Challenge.
Wherever the word "zlabel" appears in the entries, copy the whole line.

Data shown.
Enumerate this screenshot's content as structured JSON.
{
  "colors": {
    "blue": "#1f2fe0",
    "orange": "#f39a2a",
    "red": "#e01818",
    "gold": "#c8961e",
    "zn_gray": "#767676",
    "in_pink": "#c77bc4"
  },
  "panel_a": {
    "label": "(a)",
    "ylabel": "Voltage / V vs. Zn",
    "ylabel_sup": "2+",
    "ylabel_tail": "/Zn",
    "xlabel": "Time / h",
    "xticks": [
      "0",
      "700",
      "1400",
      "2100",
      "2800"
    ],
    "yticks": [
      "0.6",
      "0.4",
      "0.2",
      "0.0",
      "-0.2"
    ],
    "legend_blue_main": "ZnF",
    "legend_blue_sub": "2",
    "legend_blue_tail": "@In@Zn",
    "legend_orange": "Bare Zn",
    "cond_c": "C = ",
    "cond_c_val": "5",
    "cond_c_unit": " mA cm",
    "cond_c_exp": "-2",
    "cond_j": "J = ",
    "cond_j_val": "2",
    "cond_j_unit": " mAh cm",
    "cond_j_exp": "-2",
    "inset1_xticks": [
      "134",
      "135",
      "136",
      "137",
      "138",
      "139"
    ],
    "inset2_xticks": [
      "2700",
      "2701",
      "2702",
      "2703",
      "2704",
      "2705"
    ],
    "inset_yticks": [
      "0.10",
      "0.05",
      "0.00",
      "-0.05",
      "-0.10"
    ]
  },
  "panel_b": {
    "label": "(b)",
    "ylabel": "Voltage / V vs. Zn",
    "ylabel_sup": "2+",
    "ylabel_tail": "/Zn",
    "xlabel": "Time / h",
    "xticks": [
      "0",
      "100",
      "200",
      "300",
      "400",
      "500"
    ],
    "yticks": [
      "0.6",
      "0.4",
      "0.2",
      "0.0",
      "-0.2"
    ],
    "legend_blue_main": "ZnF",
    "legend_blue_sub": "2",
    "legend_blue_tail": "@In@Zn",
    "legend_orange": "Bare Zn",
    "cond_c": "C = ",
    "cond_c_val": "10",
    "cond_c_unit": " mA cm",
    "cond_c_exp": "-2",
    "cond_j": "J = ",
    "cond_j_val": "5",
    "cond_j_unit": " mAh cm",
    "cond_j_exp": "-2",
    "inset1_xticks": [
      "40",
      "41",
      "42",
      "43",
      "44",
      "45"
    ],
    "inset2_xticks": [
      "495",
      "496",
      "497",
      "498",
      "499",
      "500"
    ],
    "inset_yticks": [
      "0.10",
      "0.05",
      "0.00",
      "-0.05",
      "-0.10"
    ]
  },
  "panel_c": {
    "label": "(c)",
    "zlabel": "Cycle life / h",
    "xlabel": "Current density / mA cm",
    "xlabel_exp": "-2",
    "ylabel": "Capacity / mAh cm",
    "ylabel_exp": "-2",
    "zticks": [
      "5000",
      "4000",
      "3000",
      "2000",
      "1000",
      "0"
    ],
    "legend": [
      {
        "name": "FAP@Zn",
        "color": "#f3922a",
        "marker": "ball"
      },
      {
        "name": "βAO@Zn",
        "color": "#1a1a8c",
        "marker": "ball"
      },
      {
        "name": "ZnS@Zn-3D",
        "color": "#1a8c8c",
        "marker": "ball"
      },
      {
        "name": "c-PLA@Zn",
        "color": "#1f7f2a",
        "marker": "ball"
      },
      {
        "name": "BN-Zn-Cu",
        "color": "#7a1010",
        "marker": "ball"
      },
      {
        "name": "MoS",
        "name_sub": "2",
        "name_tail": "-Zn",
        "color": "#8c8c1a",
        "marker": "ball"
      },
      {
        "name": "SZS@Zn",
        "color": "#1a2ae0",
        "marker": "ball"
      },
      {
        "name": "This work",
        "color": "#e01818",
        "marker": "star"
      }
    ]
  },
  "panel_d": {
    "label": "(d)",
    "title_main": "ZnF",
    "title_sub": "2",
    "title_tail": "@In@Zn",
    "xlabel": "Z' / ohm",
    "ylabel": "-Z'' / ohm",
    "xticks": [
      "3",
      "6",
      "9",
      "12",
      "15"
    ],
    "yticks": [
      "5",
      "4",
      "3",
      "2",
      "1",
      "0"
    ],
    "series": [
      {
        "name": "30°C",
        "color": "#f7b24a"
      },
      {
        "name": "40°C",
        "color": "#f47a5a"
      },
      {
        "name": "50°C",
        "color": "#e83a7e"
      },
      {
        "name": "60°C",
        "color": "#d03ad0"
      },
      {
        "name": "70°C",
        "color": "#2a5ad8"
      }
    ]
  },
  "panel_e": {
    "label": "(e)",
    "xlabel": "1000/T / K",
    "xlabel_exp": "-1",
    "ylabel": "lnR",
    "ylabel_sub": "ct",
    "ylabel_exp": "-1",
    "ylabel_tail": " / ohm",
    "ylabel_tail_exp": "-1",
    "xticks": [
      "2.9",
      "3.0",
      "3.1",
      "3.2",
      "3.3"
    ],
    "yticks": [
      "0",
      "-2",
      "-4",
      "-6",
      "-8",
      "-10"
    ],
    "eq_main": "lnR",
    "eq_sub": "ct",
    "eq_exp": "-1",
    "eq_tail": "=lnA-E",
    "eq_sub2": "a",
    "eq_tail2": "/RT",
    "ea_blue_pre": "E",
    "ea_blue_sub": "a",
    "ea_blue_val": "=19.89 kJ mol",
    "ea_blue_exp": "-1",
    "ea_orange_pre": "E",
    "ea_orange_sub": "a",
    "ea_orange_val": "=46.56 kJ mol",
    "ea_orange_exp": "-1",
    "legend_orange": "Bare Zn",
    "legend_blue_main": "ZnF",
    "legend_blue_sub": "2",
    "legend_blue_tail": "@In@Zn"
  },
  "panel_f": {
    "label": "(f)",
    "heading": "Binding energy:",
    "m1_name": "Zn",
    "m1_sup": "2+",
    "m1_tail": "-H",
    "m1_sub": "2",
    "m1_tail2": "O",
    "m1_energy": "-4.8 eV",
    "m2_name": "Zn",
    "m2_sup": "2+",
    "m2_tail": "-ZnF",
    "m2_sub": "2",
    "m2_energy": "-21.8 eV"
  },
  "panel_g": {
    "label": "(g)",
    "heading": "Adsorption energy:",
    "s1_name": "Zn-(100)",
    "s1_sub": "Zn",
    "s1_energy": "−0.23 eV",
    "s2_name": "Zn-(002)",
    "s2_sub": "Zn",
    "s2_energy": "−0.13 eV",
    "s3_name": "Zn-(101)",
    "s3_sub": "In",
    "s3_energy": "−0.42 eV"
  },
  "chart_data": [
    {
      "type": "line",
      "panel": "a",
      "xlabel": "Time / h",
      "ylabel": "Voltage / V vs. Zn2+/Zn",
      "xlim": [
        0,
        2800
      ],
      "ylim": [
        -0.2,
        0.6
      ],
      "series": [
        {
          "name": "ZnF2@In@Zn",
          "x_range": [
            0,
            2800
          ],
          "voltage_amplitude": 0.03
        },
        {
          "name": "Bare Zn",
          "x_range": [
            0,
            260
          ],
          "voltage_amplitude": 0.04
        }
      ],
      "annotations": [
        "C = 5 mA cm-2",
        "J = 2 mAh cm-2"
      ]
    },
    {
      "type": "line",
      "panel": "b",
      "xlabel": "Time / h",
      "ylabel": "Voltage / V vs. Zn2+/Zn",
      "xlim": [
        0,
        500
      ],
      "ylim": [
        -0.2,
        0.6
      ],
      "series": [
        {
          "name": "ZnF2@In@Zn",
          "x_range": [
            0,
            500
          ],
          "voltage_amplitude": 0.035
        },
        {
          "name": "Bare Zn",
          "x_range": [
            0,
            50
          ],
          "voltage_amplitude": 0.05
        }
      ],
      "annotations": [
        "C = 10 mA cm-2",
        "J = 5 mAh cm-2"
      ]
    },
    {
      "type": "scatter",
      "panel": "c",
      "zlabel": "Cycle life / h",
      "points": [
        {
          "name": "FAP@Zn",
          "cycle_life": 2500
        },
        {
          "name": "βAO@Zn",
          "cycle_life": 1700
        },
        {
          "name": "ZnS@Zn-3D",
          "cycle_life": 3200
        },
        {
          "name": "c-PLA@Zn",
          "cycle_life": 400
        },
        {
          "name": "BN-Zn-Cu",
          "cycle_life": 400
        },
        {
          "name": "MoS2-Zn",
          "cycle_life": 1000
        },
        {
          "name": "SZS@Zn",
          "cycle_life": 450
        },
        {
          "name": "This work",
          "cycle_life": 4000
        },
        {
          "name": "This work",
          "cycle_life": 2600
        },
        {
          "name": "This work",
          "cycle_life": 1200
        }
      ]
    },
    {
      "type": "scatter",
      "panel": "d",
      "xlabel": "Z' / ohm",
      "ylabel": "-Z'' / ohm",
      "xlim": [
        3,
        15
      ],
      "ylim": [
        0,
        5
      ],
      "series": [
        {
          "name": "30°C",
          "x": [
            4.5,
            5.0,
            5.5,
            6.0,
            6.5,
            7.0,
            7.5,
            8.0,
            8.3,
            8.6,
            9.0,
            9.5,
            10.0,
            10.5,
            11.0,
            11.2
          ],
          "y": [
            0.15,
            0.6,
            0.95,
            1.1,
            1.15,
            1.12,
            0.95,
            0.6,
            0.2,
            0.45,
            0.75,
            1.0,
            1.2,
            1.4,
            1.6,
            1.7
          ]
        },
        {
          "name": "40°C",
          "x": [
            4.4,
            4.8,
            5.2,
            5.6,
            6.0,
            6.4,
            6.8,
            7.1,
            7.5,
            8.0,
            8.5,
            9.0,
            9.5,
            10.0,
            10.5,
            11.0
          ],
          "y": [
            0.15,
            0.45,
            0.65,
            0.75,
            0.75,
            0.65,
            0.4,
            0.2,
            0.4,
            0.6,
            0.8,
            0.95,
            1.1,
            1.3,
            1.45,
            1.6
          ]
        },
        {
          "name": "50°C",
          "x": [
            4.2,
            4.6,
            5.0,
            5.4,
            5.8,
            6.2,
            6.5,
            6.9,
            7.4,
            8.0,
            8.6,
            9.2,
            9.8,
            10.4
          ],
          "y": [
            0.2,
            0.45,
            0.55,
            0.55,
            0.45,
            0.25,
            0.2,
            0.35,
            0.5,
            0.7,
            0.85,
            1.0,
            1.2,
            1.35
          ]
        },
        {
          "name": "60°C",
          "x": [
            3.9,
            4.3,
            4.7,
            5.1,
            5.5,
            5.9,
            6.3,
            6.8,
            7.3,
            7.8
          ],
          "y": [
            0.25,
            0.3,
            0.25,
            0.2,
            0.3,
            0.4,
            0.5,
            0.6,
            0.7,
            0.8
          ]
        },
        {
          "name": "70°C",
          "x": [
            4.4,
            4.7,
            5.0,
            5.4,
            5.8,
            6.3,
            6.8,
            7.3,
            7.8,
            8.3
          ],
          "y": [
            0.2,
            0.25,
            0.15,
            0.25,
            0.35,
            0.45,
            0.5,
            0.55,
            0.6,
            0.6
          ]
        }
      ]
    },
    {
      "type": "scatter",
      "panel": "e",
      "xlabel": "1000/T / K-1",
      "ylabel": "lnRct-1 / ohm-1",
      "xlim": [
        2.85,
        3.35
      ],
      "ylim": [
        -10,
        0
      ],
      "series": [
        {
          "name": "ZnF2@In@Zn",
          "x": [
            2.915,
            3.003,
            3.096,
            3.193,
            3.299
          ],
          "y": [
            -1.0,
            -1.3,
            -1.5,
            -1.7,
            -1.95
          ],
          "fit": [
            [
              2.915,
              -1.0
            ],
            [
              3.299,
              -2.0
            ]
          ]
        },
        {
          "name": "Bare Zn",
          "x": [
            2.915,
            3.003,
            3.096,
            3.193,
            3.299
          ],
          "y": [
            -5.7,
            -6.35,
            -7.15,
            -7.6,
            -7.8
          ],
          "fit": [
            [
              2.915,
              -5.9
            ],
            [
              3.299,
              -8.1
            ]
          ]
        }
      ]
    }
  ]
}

Answer for the task.
    "zlabel": "Cycle life / h",
      "zlabel": "Cycle life / h",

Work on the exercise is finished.